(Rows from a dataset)
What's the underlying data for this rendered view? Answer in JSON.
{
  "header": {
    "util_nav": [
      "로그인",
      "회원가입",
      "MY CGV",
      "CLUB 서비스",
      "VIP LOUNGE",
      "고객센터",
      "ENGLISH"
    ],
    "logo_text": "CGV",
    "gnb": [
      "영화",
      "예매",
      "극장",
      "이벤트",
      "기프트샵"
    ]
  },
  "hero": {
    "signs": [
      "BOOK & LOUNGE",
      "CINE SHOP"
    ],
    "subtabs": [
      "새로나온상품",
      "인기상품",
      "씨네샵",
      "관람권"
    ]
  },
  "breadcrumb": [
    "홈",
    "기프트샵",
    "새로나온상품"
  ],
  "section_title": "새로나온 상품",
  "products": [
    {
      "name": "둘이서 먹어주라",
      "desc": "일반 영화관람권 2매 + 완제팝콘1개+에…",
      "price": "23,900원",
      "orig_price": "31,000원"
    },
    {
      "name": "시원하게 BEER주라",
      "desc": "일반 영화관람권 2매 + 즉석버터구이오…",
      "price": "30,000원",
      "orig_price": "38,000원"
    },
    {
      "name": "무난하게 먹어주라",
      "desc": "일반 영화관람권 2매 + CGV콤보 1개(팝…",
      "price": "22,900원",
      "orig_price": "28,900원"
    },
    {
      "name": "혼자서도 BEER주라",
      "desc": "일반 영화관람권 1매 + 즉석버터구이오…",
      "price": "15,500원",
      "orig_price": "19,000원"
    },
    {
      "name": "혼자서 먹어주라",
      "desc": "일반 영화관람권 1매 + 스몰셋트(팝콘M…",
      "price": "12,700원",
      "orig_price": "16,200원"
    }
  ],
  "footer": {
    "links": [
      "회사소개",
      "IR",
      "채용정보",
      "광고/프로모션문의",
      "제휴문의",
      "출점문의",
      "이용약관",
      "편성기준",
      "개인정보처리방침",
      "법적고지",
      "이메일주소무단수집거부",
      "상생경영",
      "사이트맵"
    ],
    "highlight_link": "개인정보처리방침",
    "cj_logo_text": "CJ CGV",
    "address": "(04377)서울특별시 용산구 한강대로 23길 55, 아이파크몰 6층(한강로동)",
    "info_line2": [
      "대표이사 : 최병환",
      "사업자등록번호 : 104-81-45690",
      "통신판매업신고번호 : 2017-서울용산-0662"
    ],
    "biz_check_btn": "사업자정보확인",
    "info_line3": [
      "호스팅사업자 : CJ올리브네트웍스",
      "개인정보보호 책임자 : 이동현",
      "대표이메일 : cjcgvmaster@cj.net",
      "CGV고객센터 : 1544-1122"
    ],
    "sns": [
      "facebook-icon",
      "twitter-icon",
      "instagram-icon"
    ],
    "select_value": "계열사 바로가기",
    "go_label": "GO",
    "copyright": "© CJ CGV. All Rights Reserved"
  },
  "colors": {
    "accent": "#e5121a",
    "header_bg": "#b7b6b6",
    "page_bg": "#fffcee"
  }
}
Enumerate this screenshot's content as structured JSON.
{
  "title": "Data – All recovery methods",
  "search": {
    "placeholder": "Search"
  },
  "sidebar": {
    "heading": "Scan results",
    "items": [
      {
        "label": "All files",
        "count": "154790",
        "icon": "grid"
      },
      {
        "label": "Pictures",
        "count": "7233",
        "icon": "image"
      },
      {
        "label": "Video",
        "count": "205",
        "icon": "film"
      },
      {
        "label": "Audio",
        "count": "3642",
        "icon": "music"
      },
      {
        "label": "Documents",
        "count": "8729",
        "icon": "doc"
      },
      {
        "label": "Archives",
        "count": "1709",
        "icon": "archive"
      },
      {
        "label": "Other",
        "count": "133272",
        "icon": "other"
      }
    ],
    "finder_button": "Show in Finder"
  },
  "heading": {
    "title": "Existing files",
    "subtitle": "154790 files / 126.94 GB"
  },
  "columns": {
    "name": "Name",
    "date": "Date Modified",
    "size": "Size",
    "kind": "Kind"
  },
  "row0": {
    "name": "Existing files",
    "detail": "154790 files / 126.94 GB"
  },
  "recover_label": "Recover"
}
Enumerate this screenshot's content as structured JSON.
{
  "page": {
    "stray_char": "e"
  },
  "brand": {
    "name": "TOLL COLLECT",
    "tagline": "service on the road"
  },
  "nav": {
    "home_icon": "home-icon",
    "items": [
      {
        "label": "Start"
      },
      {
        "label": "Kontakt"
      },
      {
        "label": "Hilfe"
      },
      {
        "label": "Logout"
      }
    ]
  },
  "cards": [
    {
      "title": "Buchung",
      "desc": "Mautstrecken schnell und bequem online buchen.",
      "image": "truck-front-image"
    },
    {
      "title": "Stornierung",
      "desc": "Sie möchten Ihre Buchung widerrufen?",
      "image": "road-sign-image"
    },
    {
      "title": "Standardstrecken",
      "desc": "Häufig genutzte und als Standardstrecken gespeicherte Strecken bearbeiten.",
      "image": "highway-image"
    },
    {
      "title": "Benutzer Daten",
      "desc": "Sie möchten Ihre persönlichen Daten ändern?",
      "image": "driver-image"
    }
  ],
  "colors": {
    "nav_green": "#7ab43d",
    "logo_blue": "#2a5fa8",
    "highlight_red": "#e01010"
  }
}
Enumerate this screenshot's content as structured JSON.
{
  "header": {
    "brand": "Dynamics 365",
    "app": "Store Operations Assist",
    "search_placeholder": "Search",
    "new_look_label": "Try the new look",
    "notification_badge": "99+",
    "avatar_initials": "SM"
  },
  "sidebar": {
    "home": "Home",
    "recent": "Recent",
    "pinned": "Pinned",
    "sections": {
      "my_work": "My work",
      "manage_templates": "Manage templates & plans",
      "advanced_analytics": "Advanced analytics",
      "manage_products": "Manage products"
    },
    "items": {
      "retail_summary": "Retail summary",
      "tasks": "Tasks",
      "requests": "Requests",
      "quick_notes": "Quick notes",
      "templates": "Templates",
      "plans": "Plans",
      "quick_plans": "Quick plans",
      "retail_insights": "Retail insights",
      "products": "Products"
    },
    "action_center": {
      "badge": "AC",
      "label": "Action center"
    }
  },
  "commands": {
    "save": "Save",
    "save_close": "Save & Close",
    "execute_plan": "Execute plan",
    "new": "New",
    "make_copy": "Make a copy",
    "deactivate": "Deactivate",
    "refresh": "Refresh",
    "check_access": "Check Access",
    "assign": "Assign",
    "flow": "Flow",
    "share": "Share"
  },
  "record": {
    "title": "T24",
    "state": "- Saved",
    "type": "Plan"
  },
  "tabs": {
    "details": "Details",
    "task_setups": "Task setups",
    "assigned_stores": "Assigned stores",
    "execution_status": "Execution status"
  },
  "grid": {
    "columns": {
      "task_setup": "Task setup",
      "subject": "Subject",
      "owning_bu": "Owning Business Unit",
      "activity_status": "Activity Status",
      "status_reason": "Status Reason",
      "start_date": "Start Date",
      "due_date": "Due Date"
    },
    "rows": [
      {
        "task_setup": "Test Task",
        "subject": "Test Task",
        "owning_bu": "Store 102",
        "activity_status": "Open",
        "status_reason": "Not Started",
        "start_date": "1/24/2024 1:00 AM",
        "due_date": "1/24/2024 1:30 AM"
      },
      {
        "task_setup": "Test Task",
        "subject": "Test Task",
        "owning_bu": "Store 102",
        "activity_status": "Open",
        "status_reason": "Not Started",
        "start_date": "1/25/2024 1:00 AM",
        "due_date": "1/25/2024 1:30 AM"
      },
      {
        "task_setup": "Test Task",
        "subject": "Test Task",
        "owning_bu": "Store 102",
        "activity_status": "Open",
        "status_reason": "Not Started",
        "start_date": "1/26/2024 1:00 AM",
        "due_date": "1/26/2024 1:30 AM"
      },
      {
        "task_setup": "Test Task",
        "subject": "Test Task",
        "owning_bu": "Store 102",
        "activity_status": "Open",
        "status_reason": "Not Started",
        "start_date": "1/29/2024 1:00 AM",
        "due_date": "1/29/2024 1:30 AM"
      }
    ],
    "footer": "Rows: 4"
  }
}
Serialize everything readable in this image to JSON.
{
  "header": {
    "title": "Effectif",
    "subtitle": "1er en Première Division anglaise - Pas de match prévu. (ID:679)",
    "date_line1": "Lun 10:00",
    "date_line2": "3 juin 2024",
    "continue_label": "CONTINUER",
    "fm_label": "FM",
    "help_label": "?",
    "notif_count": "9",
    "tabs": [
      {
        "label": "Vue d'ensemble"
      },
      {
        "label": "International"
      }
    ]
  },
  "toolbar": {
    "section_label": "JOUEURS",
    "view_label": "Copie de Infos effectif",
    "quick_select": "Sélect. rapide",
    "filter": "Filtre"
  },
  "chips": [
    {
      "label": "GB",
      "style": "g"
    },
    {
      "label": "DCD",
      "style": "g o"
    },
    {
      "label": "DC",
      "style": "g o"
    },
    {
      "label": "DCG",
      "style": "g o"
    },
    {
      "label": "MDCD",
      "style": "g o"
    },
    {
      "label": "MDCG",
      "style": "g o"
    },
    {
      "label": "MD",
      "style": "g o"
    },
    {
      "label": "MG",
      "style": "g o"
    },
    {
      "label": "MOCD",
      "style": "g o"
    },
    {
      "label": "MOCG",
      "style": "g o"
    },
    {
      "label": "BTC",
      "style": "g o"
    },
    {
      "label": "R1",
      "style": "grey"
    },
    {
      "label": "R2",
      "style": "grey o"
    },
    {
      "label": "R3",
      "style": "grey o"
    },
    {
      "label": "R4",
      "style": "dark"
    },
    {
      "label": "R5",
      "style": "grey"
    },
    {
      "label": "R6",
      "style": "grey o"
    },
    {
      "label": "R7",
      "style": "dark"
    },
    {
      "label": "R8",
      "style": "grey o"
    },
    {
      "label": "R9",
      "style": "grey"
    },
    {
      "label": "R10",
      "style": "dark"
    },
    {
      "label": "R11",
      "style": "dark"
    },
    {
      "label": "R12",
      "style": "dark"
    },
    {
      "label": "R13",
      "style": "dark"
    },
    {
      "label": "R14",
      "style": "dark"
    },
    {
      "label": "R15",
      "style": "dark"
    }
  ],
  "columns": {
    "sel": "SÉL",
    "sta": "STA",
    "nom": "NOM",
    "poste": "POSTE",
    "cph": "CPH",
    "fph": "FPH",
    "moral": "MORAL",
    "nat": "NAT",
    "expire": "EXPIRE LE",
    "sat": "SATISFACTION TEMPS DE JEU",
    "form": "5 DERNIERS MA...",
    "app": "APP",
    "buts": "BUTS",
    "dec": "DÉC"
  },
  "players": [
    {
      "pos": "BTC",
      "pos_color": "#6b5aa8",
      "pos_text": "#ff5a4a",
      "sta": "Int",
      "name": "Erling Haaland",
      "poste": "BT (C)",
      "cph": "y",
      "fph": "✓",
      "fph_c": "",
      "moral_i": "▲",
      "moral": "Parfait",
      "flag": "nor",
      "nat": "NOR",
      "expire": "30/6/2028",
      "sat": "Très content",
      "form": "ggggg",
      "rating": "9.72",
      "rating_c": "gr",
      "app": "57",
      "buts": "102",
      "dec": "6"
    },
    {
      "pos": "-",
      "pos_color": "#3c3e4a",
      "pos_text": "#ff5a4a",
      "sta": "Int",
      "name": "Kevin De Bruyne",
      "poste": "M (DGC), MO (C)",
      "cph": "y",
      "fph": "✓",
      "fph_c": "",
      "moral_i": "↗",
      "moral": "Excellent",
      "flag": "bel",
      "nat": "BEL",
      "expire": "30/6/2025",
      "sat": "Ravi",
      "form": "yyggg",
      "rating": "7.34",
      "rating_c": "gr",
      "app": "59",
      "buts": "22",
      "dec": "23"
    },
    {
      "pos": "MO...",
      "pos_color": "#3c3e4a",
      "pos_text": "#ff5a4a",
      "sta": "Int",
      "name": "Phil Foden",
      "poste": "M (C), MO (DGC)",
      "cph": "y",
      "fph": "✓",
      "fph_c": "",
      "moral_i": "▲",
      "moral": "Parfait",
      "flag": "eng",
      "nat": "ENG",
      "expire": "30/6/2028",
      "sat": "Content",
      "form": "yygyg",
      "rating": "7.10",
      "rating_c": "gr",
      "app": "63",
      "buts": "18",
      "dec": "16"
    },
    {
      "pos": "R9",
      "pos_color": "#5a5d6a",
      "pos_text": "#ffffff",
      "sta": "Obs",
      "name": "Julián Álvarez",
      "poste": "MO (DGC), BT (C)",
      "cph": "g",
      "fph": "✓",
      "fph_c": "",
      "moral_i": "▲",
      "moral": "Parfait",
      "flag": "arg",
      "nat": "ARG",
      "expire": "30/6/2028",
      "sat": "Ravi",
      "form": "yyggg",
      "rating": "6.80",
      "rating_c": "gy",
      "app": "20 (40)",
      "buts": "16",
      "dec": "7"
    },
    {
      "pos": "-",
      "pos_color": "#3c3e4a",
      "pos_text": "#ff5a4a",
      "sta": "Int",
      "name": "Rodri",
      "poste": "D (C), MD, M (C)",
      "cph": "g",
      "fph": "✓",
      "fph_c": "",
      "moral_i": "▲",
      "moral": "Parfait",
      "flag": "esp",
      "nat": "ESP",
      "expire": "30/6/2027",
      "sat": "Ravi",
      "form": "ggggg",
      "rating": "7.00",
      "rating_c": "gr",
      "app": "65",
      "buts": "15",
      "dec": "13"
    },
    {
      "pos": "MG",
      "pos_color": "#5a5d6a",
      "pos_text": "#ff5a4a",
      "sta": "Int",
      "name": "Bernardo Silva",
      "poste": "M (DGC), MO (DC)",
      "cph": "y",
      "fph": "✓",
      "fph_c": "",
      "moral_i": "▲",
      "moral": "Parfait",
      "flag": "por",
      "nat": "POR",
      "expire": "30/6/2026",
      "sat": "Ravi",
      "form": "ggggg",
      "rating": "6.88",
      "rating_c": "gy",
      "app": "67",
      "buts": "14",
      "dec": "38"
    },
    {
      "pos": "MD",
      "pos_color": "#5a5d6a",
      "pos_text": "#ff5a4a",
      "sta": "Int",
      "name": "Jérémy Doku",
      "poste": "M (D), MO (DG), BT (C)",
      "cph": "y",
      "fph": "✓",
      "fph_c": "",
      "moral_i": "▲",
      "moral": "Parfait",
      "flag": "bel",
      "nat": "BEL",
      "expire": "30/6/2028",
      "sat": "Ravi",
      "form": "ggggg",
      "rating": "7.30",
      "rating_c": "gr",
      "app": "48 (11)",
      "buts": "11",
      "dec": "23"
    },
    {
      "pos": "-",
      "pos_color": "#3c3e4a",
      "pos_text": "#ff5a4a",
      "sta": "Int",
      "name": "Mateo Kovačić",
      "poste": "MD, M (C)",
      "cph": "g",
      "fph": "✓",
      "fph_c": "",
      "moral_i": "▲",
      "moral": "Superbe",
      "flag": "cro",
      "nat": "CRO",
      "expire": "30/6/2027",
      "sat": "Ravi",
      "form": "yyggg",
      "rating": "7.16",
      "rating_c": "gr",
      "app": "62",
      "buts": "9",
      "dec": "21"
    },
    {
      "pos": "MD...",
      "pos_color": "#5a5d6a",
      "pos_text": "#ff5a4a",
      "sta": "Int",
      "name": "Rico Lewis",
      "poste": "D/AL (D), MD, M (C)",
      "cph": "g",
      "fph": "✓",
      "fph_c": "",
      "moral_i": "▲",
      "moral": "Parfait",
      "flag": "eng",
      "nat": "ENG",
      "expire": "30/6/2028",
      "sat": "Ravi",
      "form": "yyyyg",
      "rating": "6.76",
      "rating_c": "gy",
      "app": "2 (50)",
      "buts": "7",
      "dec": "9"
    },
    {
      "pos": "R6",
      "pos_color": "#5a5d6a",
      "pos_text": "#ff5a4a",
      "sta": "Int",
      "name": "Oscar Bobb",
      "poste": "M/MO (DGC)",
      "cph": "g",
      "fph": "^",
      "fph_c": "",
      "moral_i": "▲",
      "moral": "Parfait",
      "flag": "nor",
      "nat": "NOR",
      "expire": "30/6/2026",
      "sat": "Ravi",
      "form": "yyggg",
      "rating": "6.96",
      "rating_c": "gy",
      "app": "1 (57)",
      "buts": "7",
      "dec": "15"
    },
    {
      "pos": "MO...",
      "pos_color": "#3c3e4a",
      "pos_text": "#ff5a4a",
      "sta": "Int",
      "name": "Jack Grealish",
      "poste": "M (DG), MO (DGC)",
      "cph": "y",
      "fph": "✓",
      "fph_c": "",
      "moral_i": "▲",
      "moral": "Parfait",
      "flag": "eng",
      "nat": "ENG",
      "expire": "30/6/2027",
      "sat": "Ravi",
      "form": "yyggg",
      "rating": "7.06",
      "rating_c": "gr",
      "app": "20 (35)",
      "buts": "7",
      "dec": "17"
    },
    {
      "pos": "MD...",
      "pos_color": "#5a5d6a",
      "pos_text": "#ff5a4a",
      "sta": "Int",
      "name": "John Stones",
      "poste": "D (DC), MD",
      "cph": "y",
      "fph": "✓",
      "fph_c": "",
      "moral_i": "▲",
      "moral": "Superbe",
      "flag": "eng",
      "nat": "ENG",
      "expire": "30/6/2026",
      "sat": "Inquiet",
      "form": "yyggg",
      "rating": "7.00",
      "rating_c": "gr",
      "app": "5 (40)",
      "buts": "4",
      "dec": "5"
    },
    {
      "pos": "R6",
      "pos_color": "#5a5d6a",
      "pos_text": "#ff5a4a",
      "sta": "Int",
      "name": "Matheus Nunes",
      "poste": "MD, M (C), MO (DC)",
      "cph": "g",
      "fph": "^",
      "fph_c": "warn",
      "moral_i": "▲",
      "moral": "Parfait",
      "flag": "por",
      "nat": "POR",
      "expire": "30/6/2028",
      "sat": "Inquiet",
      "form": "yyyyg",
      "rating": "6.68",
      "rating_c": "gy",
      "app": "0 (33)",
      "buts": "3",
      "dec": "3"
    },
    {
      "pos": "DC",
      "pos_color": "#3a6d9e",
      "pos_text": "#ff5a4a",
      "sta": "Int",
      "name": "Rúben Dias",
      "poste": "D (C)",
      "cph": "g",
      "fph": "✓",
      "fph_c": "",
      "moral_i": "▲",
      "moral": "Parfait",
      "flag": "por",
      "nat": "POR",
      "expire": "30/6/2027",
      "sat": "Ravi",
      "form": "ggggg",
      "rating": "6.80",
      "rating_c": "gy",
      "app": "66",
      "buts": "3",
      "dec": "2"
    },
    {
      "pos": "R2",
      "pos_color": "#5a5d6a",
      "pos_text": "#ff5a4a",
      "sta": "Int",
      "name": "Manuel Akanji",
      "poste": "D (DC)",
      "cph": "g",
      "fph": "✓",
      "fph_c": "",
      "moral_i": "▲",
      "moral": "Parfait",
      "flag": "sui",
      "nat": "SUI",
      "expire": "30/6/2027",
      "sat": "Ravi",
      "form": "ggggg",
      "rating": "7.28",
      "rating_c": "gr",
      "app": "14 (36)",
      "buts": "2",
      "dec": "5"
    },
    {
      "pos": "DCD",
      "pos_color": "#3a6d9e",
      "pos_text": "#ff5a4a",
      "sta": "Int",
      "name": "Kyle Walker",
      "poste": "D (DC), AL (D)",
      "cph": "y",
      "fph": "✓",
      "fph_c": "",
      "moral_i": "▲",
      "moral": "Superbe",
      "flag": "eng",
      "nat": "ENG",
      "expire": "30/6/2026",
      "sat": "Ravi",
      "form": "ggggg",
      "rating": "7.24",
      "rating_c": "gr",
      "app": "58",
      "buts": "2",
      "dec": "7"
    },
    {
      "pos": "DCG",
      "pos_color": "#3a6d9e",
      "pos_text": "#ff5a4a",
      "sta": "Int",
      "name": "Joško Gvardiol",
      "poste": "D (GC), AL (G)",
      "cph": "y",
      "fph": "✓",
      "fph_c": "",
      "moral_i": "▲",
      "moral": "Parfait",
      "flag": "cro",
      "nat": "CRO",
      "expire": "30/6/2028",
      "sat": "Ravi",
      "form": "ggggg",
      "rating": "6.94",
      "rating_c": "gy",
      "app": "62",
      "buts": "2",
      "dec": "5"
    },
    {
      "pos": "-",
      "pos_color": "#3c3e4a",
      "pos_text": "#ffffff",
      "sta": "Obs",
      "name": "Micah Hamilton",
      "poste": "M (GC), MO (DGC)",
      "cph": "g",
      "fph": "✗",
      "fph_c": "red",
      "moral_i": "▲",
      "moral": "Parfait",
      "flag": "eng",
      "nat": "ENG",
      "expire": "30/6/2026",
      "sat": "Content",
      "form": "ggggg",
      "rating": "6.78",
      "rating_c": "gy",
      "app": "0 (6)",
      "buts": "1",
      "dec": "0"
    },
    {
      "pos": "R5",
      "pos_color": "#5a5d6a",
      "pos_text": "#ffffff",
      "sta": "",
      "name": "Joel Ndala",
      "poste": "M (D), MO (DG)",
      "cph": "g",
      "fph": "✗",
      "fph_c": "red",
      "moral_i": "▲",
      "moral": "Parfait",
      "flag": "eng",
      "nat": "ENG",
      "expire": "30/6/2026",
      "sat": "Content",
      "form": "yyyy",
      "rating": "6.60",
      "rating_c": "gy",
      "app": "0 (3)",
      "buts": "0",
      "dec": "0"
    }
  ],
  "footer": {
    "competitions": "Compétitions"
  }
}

__Exercise aim__.
Your answer should be a single number: the count of lines that contain "files".

__In response__.
5